[Start]

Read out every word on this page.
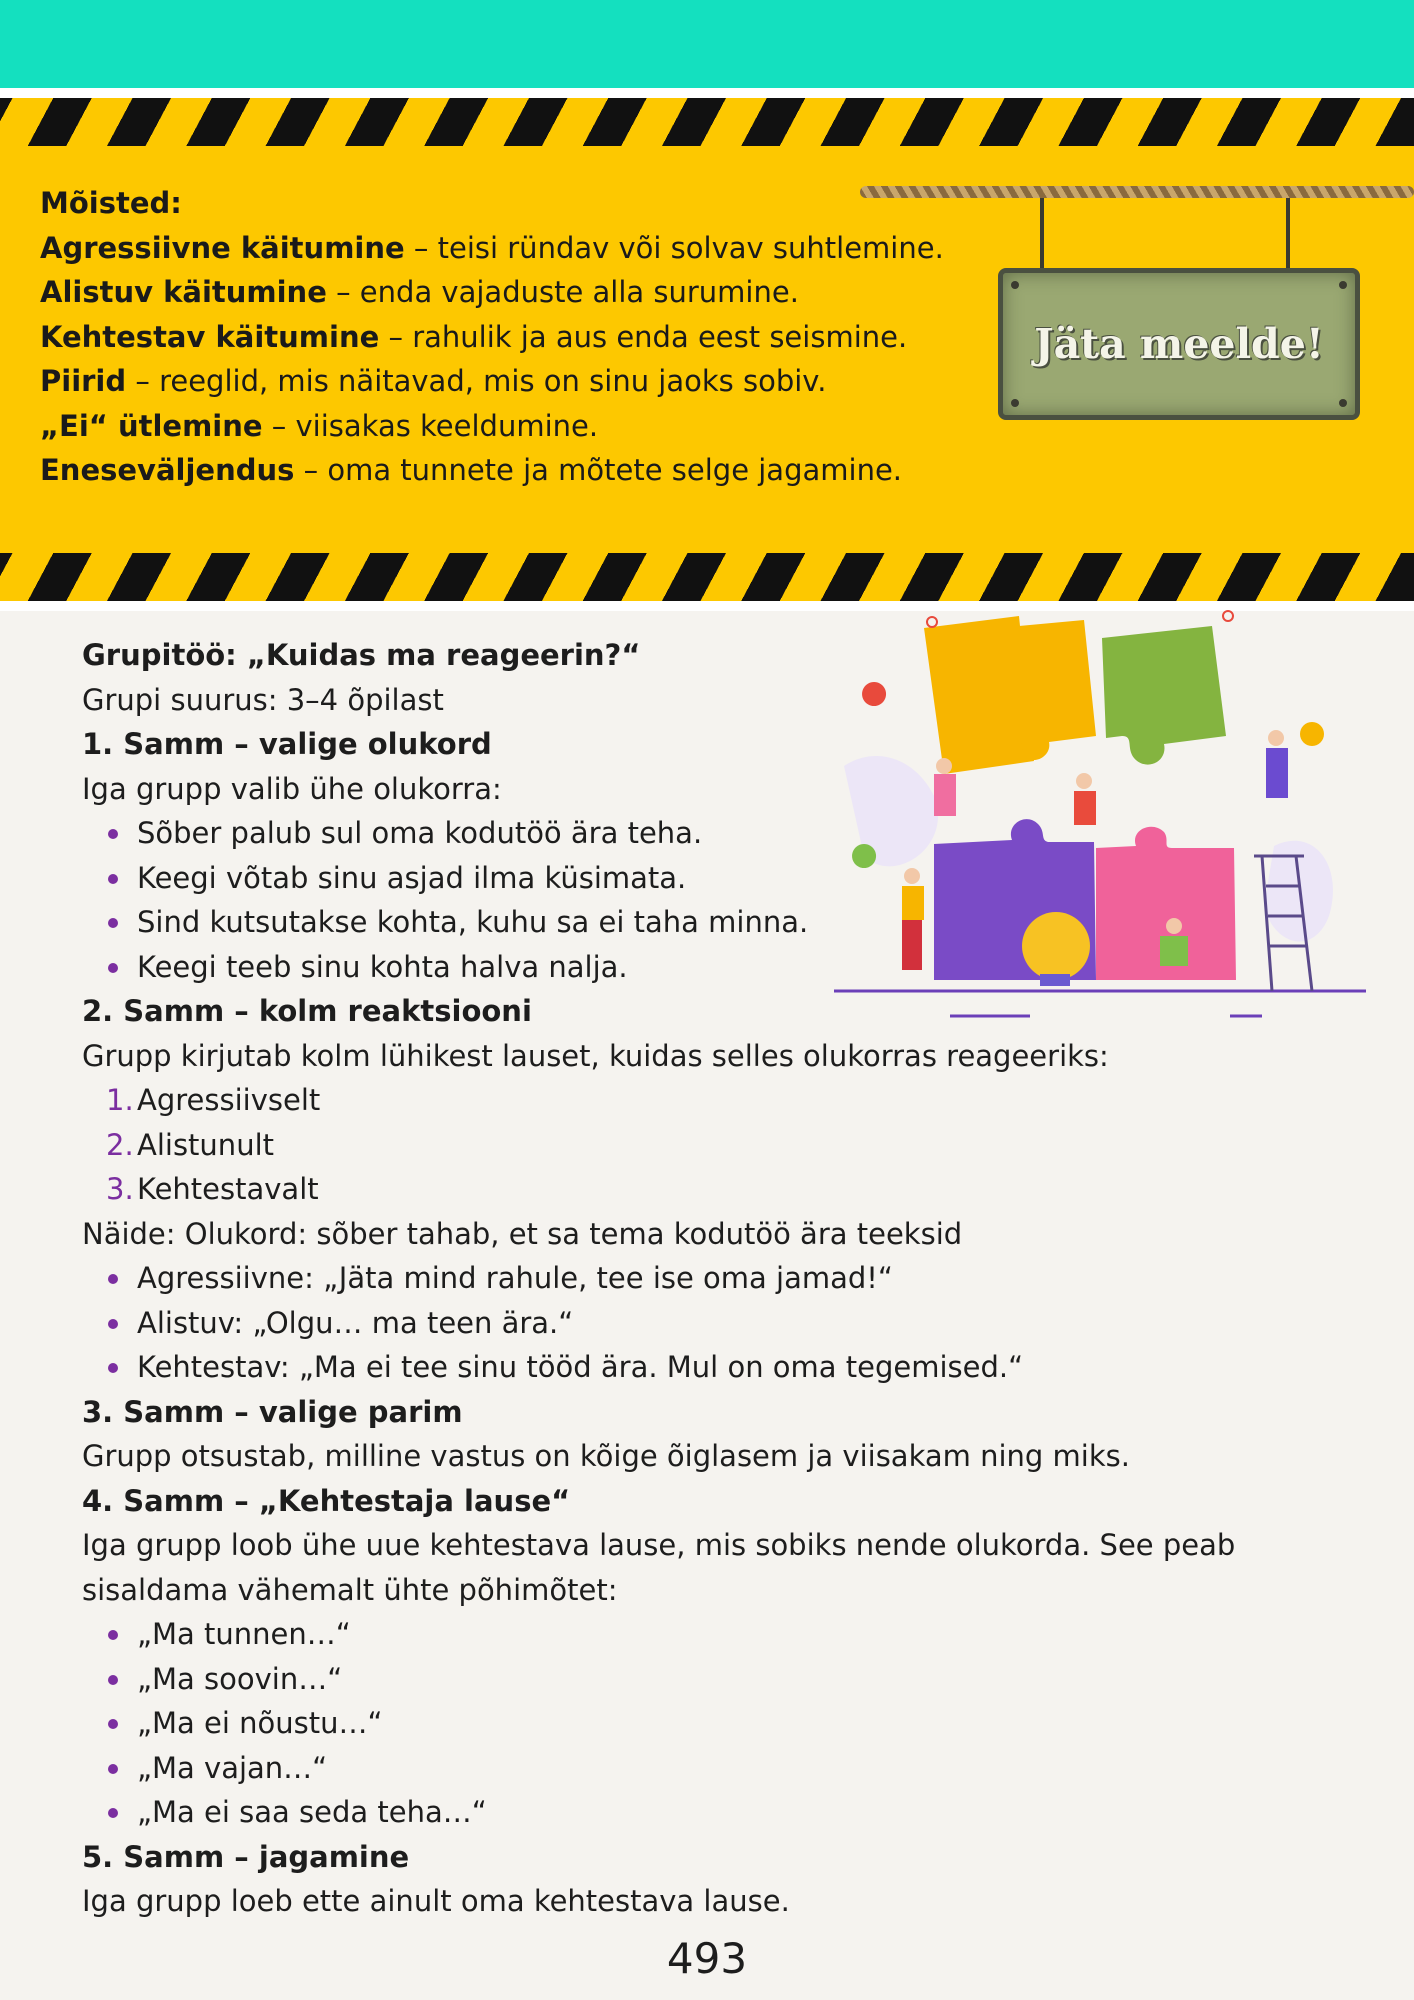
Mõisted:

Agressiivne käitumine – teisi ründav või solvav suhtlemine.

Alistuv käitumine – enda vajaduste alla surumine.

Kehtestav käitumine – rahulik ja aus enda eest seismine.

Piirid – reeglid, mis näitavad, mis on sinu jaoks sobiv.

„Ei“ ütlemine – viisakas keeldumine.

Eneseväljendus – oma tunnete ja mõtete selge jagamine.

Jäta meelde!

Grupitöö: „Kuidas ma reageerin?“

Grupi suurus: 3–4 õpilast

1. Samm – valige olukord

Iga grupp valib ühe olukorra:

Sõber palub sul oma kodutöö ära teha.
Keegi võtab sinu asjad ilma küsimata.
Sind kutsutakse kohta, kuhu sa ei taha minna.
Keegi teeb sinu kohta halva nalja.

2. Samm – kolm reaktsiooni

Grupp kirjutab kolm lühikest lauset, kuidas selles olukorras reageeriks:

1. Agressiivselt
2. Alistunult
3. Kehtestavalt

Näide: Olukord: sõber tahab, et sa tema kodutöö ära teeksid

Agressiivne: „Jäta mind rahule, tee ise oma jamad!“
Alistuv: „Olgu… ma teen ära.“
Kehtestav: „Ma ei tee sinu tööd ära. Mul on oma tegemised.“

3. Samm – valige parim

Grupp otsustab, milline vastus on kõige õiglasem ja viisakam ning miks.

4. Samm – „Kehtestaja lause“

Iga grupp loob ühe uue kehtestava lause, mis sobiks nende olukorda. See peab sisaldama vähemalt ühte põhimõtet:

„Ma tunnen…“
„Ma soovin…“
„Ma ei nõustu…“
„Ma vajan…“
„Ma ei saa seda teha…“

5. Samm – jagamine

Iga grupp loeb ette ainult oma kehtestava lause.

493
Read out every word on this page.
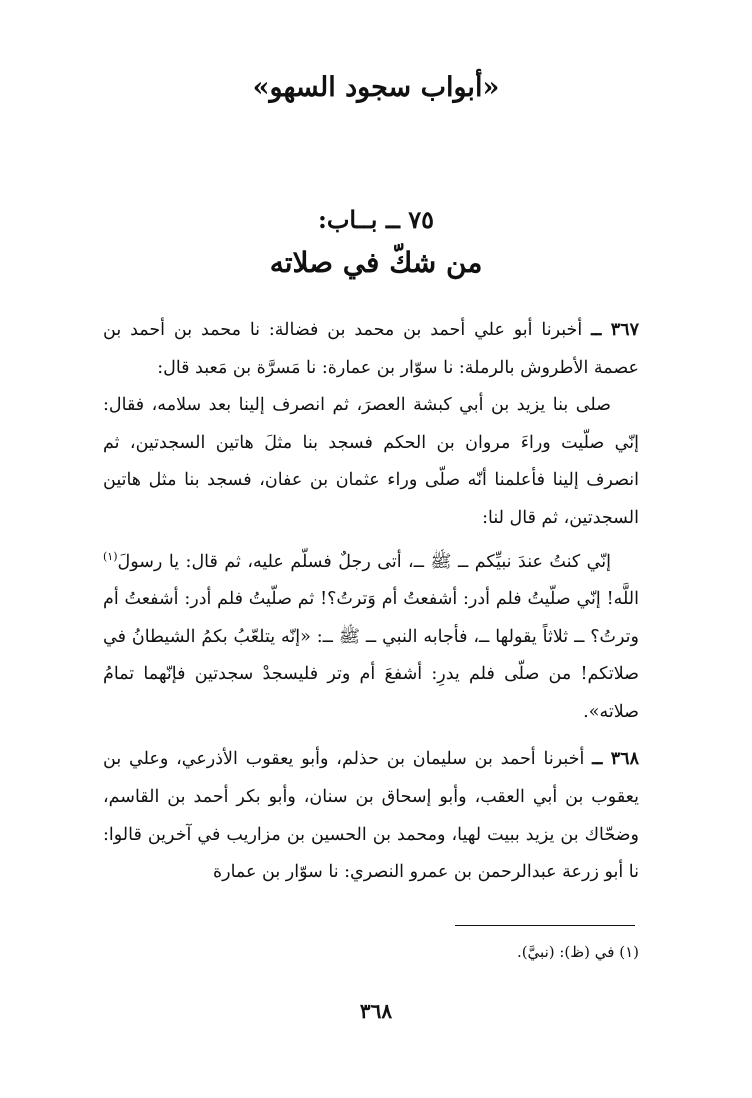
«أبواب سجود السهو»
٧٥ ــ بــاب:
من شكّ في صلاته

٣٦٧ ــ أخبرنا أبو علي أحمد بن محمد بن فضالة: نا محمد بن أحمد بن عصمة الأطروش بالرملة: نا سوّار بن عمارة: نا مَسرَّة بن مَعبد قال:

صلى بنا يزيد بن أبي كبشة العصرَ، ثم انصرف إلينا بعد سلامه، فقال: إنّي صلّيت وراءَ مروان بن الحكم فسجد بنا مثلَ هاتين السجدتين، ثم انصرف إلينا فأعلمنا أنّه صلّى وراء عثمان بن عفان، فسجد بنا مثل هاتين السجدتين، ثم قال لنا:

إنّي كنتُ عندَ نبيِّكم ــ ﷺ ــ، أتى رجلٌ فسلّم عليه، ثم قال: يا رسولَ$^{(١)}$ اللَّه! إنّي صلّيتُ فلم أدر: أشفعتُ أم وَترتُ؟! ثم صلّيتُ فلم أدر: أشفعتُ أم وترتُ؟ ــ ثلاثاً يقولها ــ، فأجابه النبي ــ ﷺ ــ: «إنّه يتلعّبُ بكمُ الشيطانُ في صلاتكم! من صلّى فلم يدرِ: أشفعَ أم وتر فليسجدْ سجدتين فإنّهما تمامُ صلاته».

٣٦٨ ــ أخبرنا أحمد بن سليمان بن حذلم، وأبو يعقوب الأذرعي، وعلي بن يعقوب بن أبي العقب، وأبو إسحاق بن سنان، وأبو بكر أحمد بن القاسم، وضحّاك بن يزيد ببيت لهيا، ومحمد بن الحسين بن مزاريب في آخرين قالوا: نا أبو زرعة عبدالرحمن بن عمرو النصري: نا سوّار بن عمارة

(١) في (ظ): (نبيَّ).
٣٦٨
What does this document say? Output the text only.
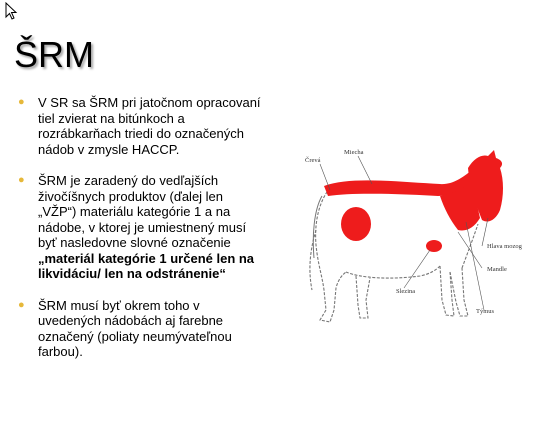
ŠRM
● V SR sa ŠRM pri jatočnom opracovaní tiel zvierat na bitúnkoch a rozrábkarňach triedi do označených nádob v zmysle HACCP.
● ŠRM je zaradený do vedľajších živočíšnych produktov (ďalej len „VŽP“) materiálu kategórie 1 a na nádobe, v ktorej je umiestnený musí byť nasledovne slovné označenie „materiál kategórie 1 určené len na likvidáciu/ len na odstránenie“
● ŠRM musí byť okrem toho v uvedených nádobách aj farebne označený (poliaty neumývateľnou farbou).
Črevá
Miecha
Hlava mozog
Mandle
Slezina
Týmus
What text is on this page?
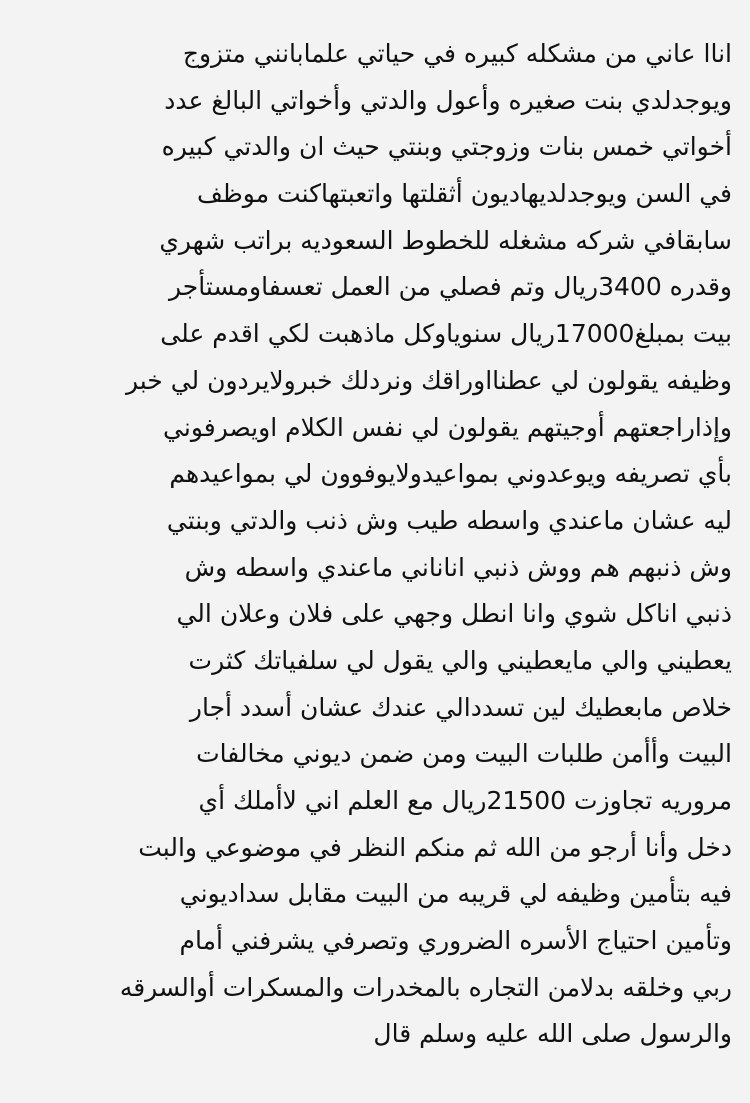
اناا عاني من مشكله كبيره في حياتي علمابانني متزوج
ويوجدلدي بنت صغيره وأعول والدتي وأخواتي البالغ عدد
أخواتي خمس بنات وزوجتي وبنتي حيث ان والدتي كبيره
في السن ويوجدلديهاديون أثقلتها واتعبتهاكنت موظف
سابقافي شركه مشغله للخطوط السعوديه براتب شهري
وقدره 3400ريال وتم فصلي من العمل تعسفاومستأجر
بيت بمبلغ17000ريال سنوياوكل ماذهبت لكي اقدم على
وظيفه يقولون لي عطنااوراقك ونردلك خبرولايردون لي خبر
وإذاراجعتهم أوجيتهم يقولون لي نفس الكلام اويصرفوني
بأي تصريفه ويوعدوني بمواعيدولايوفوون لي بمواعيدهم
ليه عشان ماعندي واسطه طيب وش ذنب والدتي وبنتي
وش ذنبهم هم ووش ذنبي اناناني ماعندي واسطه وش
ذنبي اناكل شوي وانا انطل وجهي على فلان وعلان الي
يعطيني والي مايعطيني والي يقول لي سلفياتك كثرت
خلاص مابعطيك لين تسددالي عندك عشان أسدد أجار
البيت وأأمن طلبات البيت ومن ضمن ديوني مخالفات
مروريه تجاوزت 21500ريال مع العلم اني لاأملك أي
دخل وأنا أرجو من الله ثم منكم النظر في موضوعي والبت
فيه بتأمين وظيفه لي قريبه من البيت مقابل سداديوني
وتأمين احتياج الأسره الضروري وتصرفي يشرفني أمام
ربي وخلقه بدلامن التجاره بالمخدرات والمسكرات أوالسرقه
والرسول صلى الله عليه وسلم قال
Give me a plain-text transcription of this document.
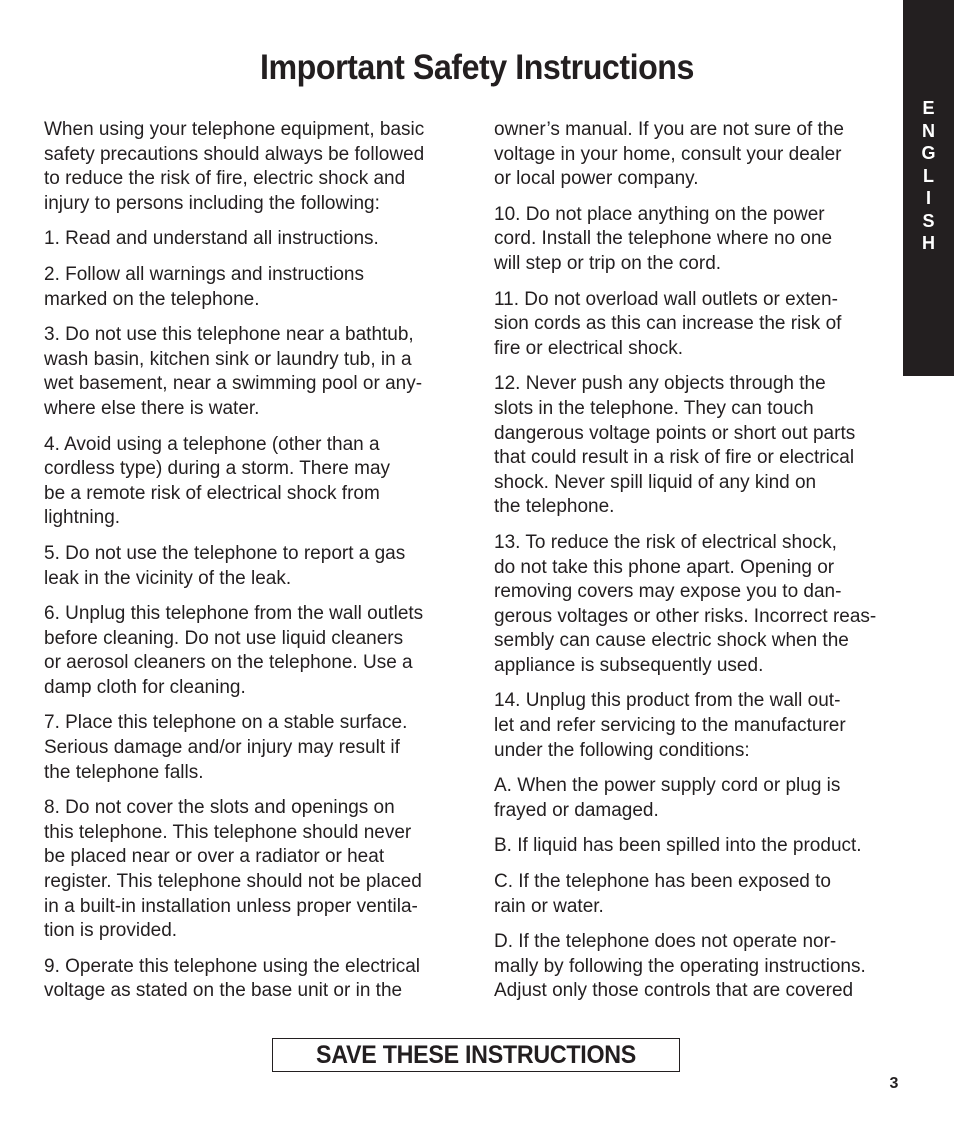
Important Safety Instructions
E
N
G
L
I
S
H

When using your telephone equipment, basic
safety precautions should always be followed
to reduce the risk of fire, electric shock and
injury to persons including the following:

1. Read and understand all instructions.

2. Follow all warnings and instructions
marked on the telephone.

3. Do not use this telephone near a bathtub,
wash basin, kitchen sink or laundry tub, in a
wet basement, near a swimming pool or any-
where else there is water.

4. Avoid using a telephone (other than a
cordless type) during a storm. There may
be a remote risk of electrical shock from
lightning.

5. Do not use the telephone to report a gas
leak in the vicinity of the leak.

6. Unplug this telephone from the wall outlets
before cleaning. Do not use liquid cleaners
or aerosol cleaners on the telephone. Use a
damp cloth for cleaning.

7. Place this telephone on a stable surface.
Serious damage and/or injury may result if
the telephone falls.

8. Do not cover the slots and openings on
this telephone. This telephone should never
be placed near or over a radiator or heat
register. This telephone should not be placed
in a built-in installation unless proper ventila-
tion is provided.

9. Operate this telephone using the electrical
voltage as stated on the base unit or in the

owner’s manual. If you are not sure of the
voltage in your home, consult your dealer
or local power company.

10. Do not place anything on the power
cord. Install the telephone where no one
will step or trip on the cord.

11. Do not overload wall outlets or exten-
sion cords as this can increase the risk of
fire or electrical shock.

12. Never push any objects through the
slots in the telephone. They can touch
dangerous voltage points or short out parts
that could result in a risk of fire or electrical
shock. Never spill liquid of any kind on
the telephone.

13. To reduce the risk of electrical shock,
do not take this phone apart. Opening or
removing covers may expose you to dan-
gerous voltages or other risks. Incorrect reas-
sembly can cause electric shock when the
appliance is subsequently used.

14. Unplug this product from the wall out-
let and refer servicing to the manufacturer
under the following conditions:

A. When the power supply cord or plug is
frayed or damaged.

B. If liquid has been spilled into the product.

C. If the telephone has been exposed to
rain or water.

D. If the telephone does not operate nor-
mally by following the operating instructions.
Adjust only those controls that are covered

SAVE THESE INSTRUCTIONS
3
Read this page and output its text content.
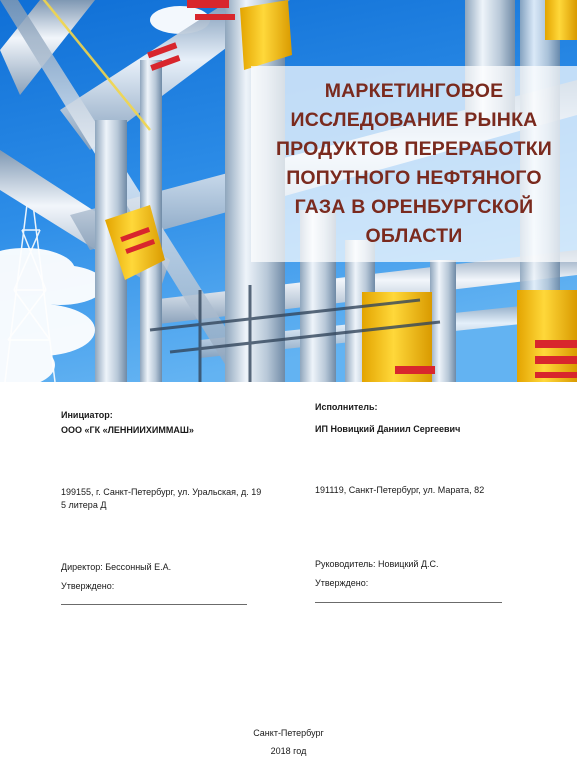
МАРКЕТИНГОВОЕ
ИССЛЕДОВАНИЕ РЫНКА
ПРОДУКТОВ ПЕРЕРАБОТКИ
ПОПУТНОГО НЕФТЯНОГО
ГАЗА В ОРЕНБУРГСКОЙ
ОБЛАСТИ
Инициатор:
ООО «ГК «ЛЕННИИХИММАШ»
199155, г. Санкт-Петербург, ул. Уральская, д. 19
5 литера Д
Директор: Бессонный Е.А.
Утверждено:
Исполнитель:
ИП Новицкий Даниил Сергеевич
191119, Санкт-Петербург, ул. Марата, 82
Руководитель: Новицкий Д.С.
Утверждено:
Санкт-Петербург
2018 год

[End]

**Exercise**
How many lines in the records above contain the word "does"? Reply with the number and nothing more.

**Correct answer**
2